SELECTED EXCERPT:
========================
How to read data from a local pdf using Document intelligence studio (layout)

Question

How to read data from a local pdf using Document intelligence studio (layout)

Aditya Kommu 0

Hello All,

I am trying to read data from a pdf in below code it used formurl. I want to read data from local How to do it? Screenshot 2024-04-28 at 10.26.39 PM

dupammi 8,615 Microsoft External Staff

Hi @Aditya Kommu

Thank you for reaching out to us with your query about reading the data from a local pdf using Document intelligence studio (layout). I'd be happy to help you with that.

Here is an example code that uses the Azure Form Recognizer SDK to analyze a document from local path.

from azure.core.credentials import AzureKeyCredential
from azure.ai.documentintelligence import DocumentIntelligenceClient
import base64  
# Set the endpoint and key 
endpoint = "YOUR_ENDPOINT" 
key = "YOUR_KEY"  
def analyze_layout_local_file(file_path):     with open(file_path, "rb") as f:
        base64_encoded_pdf = base64.b64encode(f.read()).decode("utf-8")

    analyze_request = {
        "base64Source": base64_encoded_pdf
    }

    document_intelligence_client = DocumentIntelligenceClient(
        endpoint=endpoint, credential=AzureKeyCredential(key)
    )

    poller = document_intelligence_client.begin_analyze_document(
        "prebuilt-layout", analyze_request=analyze_request
    )

    result = poller.result()

    if result.styles and any([style.is_handwritten for style in result.styles]):
        print("Document contains handwritten content")
    else:
        print("Document does not contain handwritten content")

    for page in result.pages:
        print(f"----Analyzing layout from page #{page.page_number}----")
        print(
            f"Page has width: {page.width} and height: {page.height}, measured with unit: {page.unit}"
        )

        if page.lines:
            for line in page.lines:
                print(f"Content: {line.content}")  # Print content of the line

# Call the function to analyze the layout of the locally downloaded file analyze_layout_local_file("YOUR_FULL_LOCAL_PATH_TO_PDF_FILE")

The above repro code is using Azure AI Document Intelligence to analyze the layout of a local PDF file and then printing the layout information. The analyze_layout_local_file function uses the DocumentIntelligenceClient class from the azure.ai.documentintelligence module to analyze the layout of the PDF file. The begin_analyze_document method of the DocumentIntelligenceClient class is used to start the analysis process, and the result method of the AsyncPoller class is used to retrieve the analysis results.
========================
SUPPLIED DATA:
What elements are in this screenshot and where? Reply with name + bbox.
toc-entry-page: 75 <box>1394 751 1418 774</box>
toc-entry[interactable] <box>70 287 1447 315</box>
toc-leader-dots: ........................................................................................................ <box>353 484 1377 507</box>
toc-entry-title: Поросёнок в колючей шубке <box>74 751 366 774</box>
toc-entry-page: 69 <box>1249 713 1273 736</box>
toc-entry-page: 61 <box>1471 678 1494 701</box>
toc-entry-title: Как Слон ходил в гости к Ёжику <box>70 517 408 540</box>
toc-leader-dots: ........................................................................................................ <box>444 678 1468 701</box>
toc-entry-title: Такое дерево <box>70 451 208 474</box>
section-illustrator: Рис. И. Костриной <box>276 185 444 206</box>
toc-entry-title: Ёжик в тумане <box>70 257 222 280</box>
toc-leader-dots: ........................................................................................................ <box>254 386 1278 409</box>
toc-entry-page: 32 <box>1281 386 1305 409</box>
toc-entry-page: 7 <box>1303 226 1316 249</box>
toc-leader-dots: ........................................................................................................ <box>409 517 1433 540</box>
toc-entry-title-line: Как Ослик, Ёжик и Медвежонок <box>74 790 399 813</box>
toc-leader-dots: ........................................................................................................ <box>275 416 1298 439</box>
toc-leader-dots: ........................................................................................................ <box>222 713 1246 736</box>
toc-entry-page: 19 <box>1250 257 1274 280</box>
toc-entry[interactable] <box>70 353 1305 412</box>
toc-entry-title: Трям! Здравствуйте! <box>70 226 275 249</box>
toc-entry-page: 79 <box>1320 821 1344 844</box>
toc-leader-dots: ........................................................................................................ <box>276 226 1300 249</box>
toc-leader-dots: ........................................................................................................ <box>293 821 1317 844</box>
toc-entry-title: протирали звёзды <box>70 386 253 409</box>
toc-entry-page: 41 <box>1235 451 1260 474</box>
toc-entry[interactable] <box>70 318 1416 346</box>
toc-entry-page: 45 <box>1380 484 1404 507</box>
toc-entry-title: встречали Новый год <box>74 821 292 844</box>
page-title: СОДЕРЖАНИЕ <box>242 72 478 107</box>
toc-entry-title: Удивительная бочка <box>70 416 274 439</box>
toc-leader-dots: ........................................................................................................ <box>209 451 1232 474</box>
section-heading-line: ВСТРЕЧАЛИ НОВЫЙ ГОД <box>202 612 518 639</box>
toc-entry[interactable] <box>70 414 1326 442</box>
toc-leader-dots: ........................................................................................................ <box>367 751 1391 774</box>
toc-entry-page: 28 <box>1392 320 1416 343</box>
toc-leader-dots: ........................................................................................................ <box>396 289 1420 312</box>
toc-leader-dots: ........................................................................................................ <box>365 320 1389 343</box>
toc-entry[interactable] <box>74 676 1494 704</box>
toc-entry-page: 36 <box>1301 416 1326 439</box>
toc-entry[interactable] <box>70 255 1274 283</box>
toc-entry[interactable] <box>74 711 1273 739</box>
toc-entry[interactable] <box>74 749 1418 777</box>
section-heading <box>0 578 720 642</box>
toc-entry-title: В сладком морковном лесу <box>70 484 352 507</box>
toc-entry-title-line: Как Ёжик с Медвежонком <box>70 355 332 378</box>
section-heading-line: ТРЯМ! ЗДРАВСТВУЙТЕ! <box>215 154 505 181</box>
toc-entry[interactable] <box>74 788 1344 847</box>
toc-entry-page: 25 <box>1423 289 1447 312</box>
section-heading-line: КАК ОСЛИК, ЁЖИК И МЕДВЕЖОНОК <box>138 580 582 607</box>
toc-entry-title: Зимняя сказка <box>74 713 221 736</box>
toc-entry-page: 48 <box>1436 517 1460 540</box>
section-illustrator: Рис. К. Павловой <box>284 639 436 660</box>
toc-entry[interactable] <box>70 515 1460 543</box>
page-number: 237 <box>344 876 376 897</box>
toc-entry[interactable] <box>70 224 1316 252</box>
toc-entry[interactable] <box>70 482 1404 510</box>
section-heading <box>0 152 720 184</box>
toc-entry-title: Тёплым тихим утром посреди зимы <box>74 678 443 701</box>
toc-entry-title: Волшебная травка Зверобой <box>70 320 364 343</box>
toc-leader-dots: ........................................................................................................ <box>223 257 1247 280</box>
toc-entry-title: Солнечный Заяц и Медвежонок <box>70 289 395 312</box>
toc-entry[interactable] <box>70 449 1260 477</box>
========================
WHAT THIS EXERCISE ASKS:
[a] Translate this sentence from the forum thread about reading a local PDF with Document Intelligence into Spanish: "The analyze_layout_local_file function uses the DocumentIntelligenceClient class from the azure.ai.documentintelligence module to analyze the layout of the PDF file."
[b] Write the next part of the forum thread about reading a local PDF with Document Intelligence, starting after its final sentence.

ANSWERS BELOW:
[a] La función analyze_layout_local_file usa la clase DocumentIntelligenceClient del módulo azure.ai.documentintelligence para analizar el diseño del archivo PDF.

[b]
Once the analysis is complete, the function iterates over the pages in the PDF file and prints the layout information for each page. Specifically, it prints the page number, width, height, and unit of measurement for each page, as well as the content of each line in the PDF file.

Output:
User's image

I hope the provided information helps in the debugging of your code. Thank you.

Aditya Kommu 0 Reputation points

2024-04-29T14:39:01.5733333+00:00

Thank you, but this is not extracting in a meaninful manner, I mean
1)tables shodul be mapped correctly to key and values

2)any signatures should be given

Any help on those lines?
dupammi 8,615 Reputation points Microsoft External Staff

2024-04-29T16:09:03.1966667+00:00

Hi @Aditya Kommu

Thank you for the update. I understand that your initial query regarding analyzing local files has been resolved, and you are now interested in analyzing documents that contain tables, signatures, and other elements.

To detect the signatures from documents you need to train by using the Custom template model. Please recheck the model you are using Custom template only.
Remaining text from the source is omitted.